▶ _TO DO_
Across the entries below, how many lines contain the word "content"? Give the number alone.

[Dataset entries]
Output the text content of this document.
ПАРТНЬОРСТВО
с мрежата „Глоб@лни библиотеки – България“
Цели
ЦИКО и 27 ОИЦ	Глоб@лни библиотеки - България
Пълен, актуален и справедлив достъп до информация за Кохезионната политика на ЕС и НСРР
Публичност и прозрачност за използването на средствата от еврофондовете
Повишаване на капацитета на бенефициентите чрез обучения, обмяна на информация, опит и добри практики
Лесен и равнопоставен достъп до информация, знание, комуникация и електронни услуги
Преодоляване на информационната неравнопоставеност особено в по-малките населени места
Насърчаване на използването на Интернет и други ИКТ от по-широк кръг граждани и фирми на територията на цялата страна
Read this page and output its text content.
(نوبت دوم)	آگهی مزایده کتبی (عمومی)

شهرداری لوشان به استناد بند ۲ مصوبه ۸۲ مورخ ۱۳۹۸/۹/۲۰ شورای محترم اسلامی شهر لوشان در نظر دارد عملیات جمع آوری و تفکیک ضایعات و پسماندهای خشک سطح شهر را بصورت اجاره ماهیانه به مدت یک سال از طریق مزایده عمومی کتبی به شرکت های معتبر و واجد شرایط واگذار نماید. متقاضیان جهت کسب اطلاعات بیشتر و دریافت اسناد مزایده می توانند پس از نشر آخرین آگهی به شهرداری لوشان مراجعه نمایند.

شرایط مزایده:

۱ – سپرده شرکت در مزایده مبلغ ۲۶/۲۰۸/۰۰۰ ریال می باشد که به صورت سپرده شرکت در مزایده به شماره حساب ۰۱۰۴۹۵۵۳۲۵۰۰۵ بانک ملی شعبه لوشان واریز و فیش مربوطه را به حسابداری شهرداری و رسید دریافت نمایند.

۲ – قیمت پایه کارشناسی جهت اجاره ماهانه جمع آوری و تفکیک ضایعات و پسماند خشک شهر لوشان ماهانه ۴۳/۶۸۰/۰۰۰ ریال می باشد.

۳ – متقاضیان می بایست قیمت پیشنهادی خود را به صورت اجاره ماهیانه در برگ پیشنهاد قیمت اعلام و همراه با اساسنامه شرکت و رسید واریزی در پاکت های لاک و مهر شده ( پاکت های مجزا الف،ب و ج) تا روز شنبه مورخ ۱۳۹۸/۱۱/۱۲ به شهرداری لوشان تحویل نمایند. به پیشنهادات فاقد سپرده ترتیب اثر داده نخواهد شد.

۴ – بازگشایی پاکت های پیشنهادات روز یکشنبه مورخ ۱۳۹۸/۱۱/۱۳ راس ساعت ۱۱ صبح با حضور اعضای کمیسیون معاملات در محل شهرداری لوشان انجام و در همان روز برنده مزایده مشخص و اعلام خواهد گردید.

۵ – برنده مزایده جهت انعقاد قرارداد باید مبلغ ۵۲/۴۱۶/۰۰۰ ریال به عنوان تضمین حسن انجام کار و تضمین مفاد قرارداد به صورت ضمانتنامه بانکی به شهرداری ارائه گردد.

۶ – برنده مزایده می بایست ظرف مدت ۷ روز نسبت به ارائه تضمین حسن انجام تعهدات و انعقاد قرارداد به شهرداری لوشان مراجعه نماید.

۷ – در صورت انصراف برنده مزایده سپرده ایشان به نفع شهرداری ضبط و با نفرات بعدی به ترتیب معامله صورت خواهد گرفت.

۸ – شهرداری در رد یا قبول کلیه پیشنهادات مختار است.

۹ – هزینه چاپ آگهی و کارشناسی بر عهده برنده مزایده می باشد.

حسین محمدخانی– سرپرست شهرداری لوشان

▶ _THE OUTPUT_
2